Records that describe figures =>
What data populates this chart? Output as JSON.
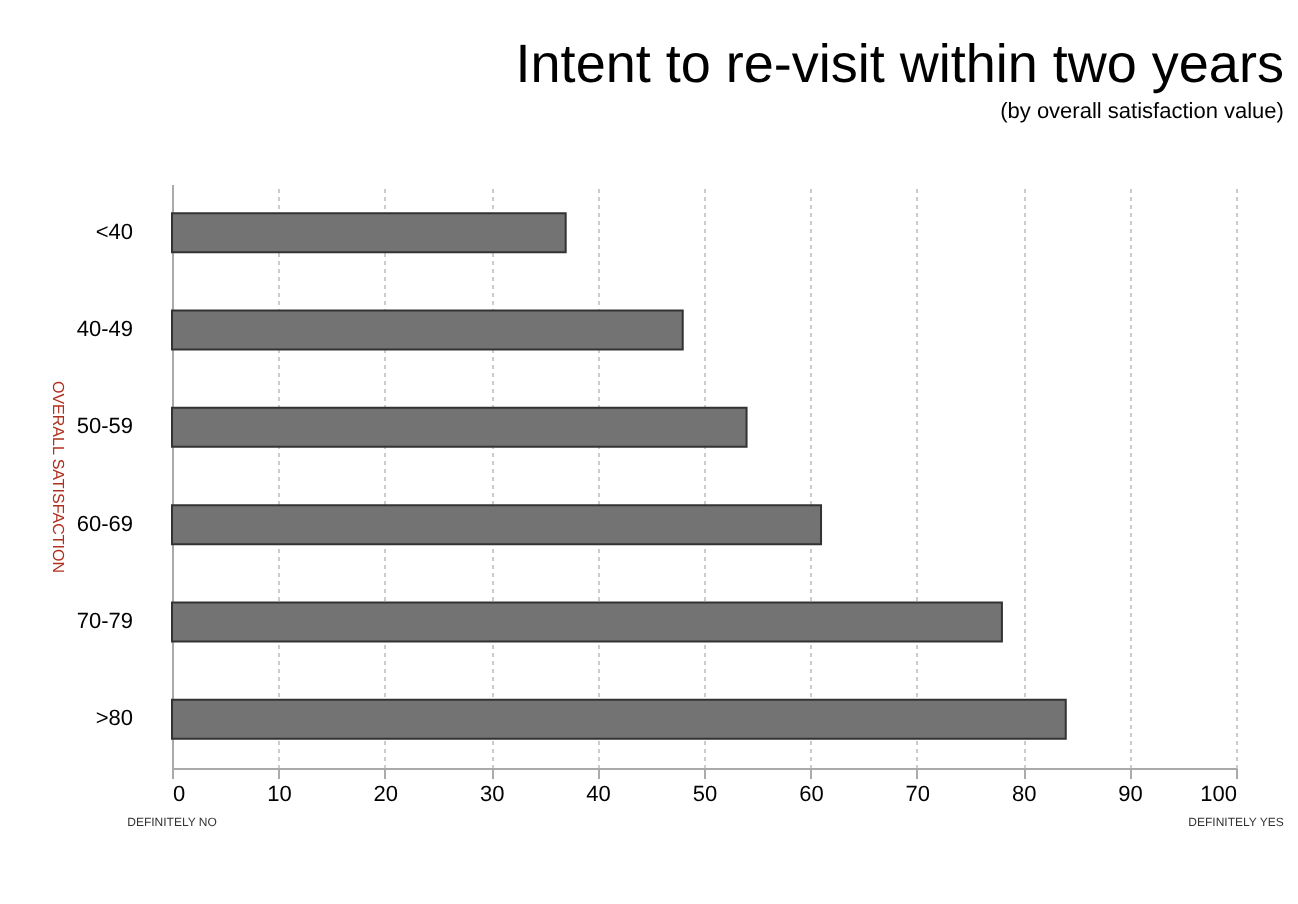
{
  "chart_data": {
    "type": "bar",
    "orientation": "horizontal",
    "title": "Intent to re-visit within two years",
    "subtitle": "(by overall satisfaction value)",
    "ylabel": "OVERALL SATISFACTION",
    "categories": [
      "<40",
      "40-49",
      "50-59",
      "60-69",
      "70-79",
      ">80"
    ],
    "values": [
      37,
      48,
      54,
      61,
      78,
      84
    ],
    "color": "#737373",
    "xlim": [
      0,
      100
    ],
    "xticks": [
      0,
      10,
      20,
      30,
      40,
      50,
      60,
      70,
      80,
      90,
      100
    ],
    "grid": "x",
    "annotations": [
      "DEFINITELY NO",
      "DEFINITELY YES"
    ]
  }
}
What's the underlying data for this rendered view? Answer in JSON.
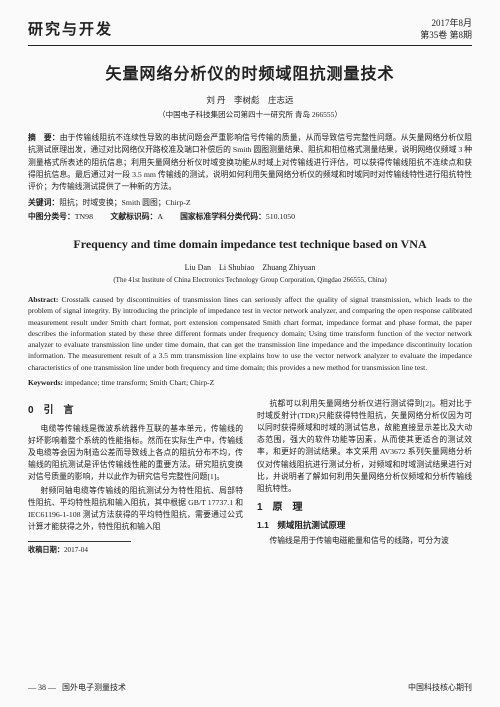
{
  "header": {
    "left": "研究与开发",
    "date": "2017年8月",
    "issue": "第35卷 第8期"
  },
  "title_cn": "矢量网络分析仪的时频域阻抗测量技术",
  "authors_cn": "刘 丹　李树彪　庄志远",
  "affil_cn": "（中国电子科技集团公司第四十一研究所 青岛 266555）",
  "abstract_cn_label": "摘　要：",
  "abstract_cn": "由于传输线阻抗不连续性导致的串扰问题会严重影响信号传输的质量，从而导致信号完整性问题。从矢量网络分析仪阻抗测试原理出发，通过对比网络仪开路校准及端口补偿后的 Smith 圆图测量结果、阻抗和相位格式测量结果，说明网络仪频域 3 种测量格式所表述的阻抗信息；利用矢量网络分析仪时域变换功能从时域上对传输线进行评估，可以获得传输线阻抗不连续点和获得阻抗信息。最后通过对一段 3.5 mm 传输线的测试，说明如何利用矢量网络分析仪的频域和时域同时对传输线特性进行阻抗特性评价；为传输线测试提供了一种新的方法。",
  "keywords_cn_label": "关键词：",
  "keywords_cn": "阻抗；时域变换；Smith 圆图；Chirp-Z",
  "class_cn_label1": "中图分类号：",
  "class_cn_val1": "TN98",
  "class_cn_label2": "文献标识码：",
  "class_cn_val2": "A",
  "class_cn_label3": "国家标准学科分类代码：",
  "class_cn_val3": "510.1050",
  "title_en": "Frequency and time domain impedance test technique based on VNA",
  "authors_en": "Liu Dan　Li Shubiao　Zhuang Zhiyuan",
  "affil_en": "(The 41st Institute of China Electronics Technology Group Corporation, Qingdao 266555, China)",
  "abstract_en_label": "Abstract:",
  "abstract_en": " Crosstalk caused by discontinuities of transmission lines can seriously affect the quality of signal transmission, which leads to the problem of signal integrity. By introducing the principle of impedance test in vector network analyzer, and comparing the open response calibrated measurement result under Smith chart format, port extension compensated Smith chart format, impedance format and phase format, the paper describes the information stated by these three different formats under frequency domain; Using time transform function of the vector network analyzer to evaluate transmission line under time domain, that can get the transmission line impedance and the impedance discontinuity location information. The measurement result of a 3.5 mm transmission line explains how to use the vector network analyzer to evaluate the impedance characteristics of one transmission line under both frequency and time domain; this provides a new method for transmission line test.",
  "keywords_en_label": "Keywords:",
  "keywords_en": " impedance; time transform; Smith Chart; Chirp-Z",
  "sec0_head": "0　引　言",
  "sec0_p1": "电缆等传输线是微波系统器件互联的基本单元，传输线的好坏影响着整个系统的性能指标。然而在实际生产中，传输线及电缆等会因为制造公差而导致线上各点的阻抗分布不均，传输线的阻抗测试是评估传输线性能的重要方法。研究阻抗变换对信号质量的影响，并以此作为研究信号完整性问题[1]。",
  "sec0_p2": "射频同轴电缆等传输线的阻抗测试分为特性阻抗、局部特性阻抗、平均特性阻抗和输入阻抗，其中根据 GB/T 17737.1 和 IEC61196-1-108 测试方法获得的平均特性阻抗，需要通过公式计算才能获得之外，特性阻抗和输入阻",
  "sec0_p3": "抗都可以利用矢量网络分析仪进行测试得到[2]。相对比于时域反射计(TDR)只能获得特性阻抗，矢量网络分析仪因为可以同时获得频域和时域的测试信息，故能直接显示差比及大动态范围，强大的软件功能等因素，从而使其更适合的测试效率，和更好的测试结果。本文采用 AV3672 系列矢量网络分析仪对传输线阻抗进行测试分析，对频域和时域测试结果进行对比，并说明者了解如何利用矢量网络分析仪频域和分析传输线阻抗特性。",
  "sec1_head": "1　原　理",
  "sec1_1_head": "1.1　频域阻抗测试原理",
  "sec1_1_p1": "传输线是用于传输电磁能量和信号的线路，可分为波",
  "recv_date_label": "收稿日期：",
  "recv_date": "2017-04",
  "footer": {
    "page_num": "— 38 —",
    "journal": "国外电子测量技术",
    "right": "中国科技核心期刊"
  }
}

--

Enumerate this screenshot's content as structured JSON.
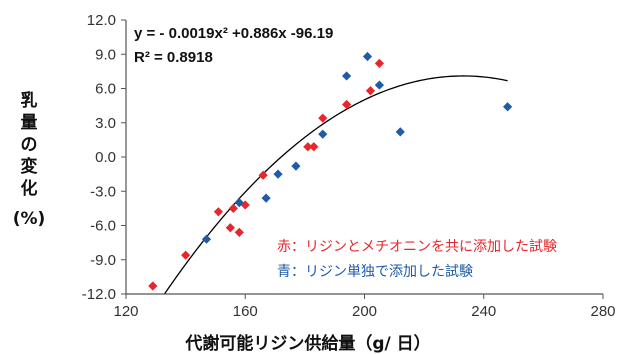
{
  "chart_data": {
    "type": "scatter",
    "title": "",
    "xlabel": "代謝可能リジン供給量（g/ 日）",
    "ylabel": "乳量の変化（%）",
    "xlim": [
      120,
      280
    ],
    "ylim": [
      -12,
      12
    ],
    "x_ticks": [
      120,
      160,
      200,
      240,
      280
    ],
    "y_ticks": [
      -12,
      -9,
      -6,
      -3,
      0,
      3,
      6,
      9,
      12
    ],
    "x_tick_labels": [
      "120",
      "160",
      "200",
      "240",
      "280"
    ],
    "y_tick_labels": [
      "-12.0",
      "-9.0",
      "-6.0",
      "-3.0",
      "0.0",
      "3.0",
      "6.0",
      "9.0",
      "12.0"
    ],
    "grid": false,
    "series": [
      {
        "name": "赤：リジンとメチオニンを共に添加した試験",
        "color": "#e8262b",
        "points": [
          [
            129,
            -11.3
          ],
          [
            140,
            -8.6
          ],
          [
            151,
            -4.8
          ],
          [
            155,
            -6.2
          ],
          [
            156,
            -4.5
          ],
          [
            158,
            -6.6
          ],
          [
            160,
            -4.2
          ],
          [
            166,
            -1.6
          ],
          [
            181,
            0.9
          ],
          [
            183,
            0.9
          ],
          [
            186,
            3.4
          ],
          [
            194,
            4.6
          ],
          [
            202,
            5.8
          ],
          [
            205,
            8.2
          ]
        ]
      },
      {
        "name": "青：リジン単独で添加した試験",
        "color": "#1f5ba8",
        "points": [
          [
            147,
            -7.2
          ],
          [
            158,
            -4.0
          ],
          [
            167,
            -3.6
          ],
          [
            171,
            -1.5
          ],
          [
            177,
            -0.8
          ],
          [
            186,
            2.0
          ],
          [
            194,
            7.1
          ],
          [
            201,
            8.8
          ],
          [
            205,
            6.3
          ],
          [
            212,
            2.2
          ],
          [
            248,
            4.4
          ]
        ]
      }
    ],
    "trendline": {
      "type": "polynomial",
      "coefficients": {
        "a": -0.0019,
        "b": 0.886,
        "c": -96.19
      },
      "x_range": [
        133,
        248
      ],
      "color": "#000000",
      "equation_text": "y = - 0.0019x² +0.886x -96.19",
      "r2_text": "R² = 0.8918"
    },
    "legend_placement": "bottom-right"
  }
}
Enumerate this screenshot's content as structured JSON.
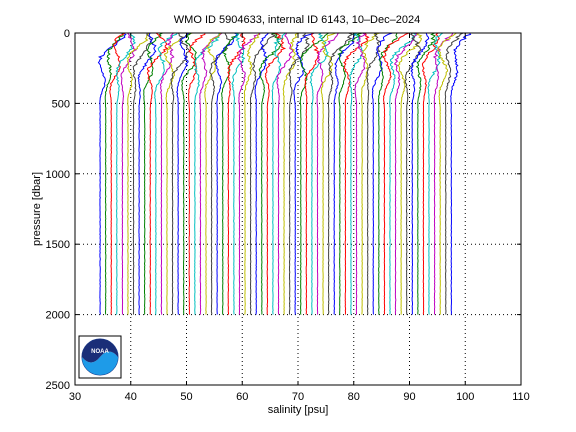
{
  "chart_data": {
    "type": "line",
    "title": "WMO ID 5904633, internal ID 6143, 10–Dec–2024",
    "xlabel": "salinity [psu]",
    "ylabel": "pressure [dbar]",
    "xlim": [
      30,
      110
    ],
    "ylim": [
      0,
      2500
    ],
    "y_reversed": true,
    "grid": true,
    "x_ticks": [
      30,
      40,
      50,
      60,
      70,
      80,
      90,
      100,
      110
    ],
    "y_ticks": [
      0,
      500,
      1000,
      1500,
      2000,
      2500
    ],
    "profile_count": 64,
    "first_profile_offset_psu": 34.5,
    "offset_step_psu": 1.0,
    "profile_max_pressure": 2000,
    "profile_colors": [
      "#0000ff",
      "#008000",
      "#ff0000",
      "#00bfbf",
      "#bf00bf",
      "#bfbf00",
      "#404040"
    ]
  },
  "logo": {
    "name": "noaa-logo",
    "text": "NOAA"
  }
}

Goal => Where a line above holds the string "JSON", show that line.

Complete response =>
What data populates this chart? Output as JSON.
What's the underlying data for this rendered view? Answer in JSON.
Enumerate this screenshot's content as structured JSON.
Enumerate this screenshot's content as structured JSON.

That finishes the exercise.